Copy every line from the records below that holds the word "title".

══ Record set ══

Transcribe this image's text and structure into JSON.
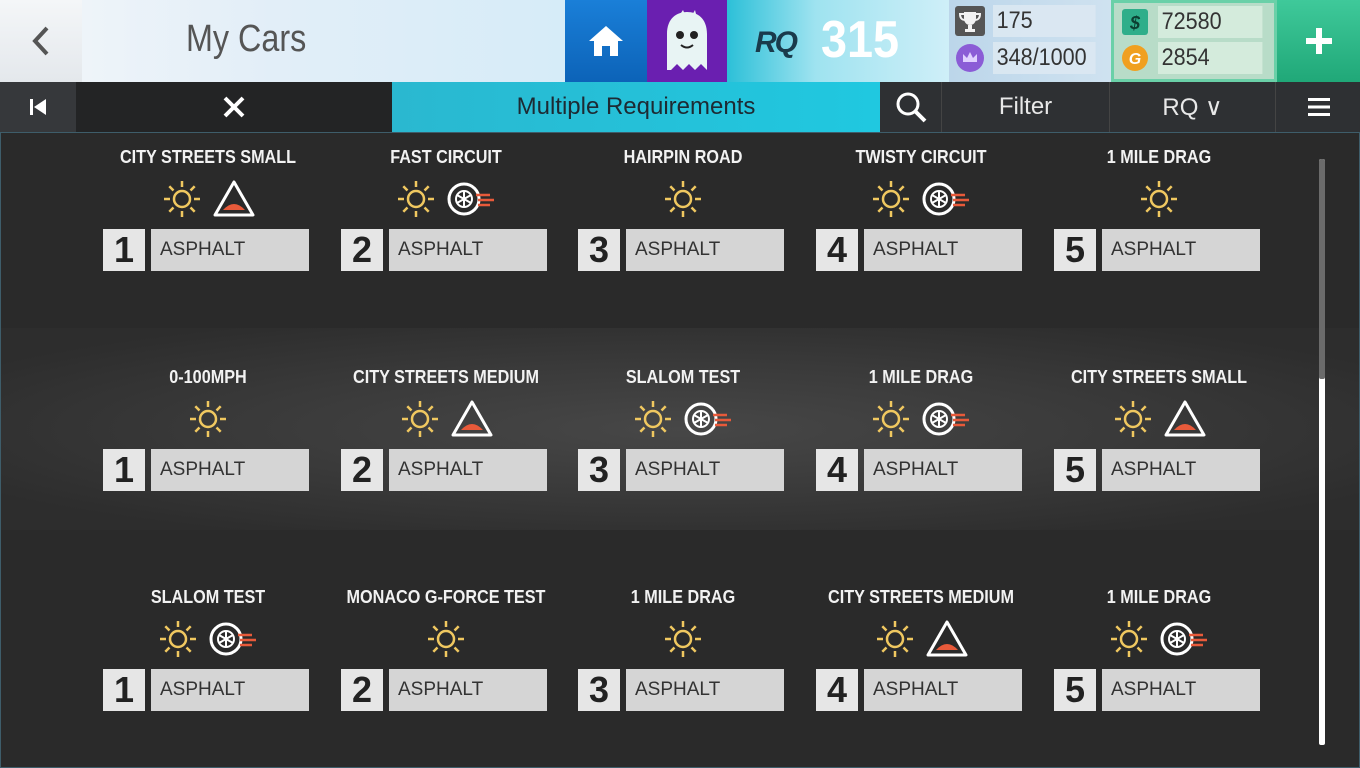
{
  "header": {
    "title": "My Cars",
    "rq_label": "RQ",
    "rq_value": "315",
    "trophies": "175",
    "crowns": "348/1000",
    "cash": "72580",
    "gold": "2854",
    "colors": {
      "cash_icon": "#3bbf9a",
      "gold_icon": "#f0a020",
      "crown_icon": "#8b5cd6",
      "plus": "#2fb888"
    }
  },
  "toolbar": {
    "requirements_tab": "Multiple Requirements",
    "filter_label": "Filter",
    "sort_label": "RQ ∨"
  },
  "events": [
    [
      {
        "name": "CITY STREETS SMALL",
        "num": "1",
        "surface": "ASPHALT",
        "icons": [
          "sun-icon",
          "bump-icon"
        ]
      },
      {
        "name": "FAST CIRCUIT",
        "num": "2",
        "surface": "ASPHALT",
        "icons": [
          "sun-icon",
          "tire-icon"
        ]
      },
      {
        "name": "HAIRPIN ROAD",
        "num": "3",
        "surface": "ASPHALT",
        "icons": [
          "sun-icon"
        ]
      },
      {
        "name": "TWISTY CIRCUIT",
        "num": "4",
        "surface": "ASPHALT",
        "icons": [
          "sun-icon",
          "tire-icon"
        ]
      },
      {
        "name": "1 MILE DRAG",
        "num": "5",
        "surface": "ASPHALT",
        "icons": [
          "sun-icon"
        ]
      }
    ],
    [
      {
        "name": "0-100MPH",
        "num": "1",
        "surface": "ASPHALT",
        "icons": [
          "sun-icon"
        ]
      },
      {
        "name": "CITY STREETS MEDIUM",
        "num": "2",
        "surface": "ASPHALT",
        "icons": [
          "sun-icon",
          "bump-icon"
        ]
      },
      {
        "name": "SLALOM TEST",
        "num": "3",
        "surface": "ASPHALT",
        "icons": [
          "sun-icon",
          "tire-icon"
        ]
      },
      {
        "name": "1 MILE DRAG",
        "num": "4",
        "surface": "ASPHALT",
        "icons": [
          "sun-icon",
          "tire-icon"
        ]
      },
      {
        "name": "CITY STREETS SMALL",
        "num": "5",
        "surface": "ASPHALT",
        "icons": [
          "sun-icon",
          "bump-icon"
        ]
      }
    ],
    [
      {
        "name": "SLALOM TEST",
        "num": "1",
        "surface": "ASPHALT",
        "icons": [
          "sun-icon",
          "tire-icon"
        ]
      },
      {
        "name": "MONACO G-FORCE TEST",
        "num": "2",
        "surface": "ASPHALT",
        "icons": [
          "sun-icon"
        ]
      },
      {
        "name": "1 MILE DRAG",
        "num": "3",
        "surface": "ASPHALT",
        "icons": [
          "sun-icon"
        ]
      },
      {
        "name": "CITY STREETS MEDIUM",
        "num": "4",
        "surface": "ASPHALT",
        "icons": [
          "sun-icon",
          "bump-icon"
        ]
      },
      {
        "name": "1 MILE DRAG",
        "num": "5",
        "surface": "ASPHALT",
        "icons": [
          "sun-icon",
          "tire-icon"
        ]
      }
    ]
  ]
}
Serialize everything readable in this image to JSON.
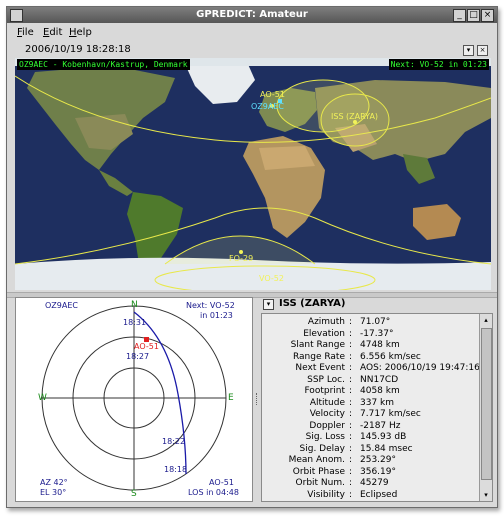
{
  "window": {
    "title": "GPREDICT: Amateur",
    "btn_minimize": "_",
    "btn_maximize": "□",
    "btn_close": "×"
  },
  "menubar": {
    "file": "File",
    "file_key": "F",
    "file_rest": "ile",
    "edit": "Edit",
    "edit_key": "E",
    "edit_rest": "dit",
    "help": "Help",
    "help_key": "H",
    "help_rest": "elp"
  },
  "clock": {
    "text": "2006/10/19 18:28:18"
  },
  "map": {
    "qth_label": "OZ9AEC - Kobenhavn/Kastrup, Denmark",
    "next_label": "Next: VO-52 in 01:23",
    "sat_ao51": "AO-51",
    "qth_marker": "OZ9AEC",
    "sat_iss": "ISS (ZARYA)",
    "sat_fo29": "FO-29",
    "sat_vo52": "VO-52",
    "colors": {
      "track": "#e8e84a",
      "label_yellow": "#f2f25a",
      "label_cyan": "#5ee0ff",
      "label_green": "#33ff33"
    }
  },
  "polar": {
    "qth": "OZ9AEC",
    "next_line1": "Next: VO-52",
    "next_line2": "in 01:23",
    "north": "N",
    "south": "S",
    "east": "E",
    "west": "W",
    "sat_name": "AO-51",
    "t1": "18:31",
    "t2": "18:27",
    "t3": "18:22",
    "t4": "18:18",
    "az": "AZ 42°",
    "el": "EL 30°",
    "bottom_sat": "AO-51",
    "los": "LOS in 04:48",
    "colors": {
      "track": "#1a1aa8",
      "sat": "#e02020",
      "compass": "#1a8a1a"
    }
  },
  "info": {
    "expander": "▾",
    "title": "ISS (ZARYA)",
    "rows": [
      {
        "k": "Azimuth",
        "v": "71.07°"
      },
      {
        "k": "Elevation",
        "v": "-17.37°"
      },
      {
        "k": "Slant Range",
        "v": "4748 km"
      },
      {
        "k": "Range Rate",
        "v": "6.556 km/sec"
      },
      {
        "k": "Next Event",
        "v": "AOS: 2006/10/19 19:47:16"
      },
      {
        "k": "SSP Loc.",
        "v": "NN17CD"
      },
      {
        "k": "Footprint",
        "v": "4058 km"
      },
      {
        "k": "Altitude",
        "v": "337 km"
      },
      {
        "k": "Velocity",
        "v": "7.717 km/sec"
      },
      {
        "k": "Doppler",
        "v": "-2187 Hz"
      },
      {
        "k": "Sig. Loss",
        "v": "145.93 dB"
      },
      {
        "k": "Sig. Delay",
        "v": "15.84 msec"
      },
      {
        "k": "Mean Anom.",
        "v": "253.29°"
      },
      {
        "k": "Orbit Phase",
        "v": "356.19°"
      },
      {
        "k": "Orbit Num.",
        "v": "45279"
      },
      {
        "k": "Visibility",
        "v": "Eclipsed"
      }
    ]
  }
}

═══

● **Correct answer**:
    "title": "My Cars",
    "title": "GPREDICT: Amateur",
    "title": "ISS (ZARYA)",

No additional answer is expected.